• [Brief]
Lines containing the word "wikimedia" are the ones to copy from the records below.
---------- Supplied material ----------
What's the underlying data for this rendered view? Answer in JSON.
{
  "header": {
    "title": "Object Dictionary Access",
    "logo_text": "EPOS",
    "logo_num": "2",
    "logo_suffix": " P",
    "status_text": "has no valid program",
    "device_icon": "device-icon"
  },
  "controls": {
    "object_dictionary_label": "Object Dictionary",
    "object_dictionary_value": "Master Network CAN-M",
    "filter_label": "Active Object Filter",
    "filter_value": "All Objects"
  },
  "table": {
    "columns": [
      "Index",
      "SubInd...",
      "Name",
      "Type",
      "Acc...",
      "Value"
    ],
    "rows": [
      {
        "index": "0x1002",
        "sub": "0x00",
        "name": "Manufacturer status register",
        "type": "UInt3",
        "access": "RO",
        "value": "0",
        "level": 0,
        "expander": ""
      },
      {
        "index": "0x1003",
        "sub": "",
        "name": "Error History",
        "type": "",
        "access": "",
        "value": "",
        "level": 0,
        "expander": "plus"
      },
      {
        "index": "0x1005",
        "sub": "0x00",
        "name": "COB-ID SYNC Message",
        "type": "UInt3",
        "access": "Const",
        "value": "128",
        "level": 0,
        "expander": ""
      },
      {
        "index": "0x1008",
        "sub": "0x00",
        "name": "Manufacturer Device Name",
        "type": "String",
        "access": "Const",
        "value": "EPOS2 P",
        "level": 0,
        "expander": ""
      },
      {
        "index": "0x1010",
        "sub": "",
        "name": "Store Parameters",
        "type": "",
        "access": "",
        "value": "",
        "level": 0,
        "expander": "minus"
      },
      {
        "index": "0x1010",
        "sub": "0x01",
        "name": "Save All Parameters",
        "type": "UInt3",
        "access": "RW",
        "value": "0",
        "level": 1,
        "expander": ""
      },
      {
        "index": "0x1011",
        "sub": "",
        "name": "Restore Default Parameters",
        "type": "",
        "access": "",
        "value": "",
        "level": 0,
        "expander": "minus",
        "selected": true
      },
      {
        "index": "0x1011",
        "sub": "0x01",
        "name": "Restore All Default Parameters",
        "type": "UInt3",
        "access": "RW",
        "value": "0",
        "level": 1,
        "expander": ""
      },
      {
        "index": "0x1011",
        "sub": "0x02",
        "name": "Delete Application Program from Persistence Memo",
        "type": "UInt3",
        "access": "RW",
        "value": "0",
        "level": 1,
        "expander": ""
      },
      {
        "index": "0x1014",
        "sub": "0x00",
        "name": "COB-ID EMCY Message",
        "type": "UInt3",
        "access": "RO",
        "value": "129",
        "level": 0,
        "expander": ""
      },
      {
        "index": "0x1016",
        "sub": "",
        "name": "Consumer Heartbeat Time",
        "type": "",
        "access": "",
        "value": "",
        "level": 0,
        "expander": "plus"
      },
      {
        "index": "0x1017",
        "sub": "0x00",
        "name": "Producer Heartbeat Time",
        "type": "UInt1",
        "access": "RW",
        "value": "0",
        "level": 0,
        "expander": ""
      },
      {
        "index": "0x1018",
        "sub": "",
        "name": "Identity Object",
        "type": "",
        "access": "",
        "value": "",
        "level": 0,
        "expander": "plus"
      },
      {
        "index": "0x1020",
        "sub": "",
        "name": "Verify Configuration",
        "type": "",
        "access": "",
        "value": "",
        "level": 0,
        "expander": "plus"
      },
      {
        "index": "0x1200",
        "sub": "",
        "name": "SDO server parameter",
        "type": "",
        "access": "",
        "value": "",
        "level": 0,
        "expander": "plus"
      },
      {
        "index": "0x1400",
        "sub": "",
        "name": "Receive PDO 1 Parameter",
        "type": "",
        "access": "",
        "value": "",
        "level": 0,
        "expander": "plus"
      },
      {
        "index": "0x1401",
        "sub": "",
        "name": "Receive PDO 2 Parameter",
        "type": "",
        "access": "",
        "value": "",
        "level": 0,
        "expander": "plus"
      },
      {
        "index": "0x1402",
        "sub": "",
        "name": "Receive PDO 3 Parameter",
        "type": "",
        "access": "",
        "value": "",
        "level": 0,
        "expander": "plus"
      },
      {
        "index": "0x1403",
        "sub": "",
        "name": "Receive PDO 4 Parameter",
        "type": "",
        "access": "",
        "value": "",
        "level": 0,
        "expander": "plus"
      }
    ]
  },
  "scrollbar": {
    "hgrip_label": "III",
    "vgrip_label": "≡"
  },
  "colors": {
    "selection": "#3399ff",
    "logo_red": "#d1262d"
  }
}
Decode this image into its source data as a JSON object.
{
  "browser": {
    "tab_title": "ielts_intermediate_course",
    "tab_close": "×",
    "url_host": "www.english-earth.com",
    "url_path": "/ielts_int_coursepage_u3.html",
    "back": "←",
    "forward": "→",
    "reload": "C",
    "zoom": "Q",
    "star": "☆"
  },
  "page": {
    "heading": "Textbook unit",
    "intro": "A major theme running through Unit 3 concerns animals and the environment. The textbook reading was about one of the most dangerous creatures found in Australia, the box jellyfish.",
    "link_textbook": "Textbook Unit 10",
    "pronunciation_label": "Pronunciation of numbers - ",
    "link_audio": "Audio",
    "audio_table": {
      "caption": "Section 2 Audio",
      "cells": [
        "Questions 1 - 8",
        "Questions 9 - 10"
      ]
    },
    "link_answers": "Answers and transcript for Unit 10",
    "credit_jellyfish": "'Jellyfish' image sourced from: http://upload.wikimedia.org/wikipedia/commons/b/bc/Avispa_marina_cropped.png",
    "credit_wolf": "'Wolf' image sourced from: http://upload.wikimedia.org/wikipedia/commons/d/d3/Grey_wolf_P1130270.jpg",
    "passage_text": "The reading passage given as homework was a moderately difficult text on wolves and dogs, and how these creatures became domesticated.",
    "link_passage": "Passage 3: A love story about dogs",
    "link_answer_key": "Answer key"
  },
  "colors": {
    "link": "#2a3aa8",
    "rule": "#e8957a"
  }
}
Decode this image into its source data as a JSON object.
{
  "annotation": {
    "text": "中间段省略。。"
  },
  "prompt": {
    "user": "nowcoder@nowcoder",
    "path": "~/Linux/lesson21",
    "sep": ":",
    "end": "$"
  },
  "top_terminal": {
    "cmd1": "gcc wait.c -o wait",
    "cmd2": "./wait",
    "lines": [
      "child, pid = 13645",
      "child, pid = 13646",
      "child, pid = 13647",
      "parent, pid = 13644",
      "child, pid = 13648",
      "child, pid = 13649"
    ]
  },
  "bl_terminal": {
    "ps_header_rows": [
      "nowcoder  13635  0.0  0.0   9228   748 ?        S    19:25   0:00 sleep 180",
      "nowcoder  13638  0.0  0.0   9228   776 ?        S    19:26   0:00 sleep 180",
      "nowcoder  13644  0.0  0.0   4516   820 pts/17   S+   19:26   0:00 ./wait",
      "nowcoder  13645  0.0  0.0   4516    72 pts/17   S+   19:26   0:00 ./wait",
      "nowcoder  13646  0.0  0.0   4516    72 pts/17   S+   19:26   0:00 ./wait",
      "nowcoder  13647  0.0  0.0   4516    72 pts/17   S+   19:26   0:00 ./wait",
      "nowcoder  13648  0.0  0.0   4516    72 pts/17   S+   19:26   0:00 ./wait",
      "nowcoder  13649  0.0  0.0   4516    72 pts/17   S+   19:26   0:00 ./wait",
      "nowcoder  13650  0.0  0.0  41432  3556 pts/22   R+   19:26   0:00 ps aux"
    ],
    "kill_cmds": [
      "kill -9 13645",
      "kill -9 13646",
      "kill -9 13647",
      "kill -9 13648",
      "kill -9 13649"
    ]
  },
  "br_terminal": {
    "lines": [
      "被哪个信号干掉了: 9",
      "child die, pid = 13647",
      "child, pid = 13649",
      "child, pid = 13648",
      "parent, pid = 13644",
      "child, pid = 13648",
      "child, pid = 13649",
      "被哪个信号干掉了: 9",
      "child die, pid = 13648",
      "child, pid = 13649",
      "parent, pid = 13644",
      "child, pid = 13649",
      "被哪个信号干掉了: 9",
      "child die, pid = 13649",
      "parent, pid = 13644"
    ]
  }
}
----------
• [Solution to this task]
    "credit_jellyfish": "'Jellyfish' image sourced from: http://upload.wikimedia.org/wikipedia/commons/b/bc/Avispa_marina_cropped.png",
    "credit_wolf": "'Wolf' image sourced from: http://upload.wikimedia.org/wikipedia/commons/d/d3/Grey_wolf_P1130270.jpg",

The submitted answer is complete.